__DIRECTIONS FOR THIS TASK__
Without further comment, state how many lines in the listing below contain the word "icon".

* Start EXERCISE INPUT *

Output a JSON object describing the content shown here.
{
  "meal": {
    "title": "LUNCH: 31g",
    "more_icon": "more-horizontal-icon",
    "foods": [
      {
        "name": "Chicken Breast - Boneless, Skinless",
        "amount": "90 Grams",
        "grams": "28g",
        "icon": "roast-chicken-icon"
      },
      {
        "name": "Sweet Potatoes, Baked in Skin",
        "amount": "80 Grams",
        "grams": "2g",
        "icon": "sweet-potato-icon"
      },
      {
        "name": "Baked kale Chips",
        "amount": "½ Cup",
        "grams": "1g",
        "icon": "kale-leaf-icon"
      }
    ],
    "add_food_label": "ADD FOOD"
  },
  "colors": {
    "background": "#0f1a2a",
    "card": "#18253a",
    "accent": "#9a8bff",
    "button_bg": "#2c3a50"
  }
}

* End EXERCISE INPUT *
* Start EXERCISE INPUT *

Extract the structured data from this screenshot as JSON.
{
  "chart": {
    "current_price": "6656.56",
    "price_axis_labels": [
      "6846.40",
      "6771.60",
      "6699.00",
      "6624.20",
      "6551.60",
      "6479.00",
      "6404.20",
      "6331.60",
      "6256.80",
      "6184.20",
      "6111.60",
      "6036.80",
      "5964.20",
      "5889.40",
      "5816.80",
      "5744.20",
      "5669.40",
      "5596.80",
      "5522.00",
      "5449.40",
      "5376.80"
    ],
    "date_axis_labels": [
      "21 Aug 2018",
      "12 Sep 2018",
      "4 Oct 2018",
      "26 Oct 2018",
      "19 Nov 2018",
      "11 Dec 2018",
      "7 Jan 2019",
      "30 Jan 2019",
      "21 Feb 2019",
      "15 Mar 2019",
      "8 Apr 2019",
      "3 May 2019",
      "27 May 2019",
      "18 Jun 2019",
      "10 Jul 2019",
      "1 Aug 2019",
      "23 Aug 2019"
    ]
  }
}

* End EXERCISE INPUT *

__RESPONSE TO THIS EXERCISE__
4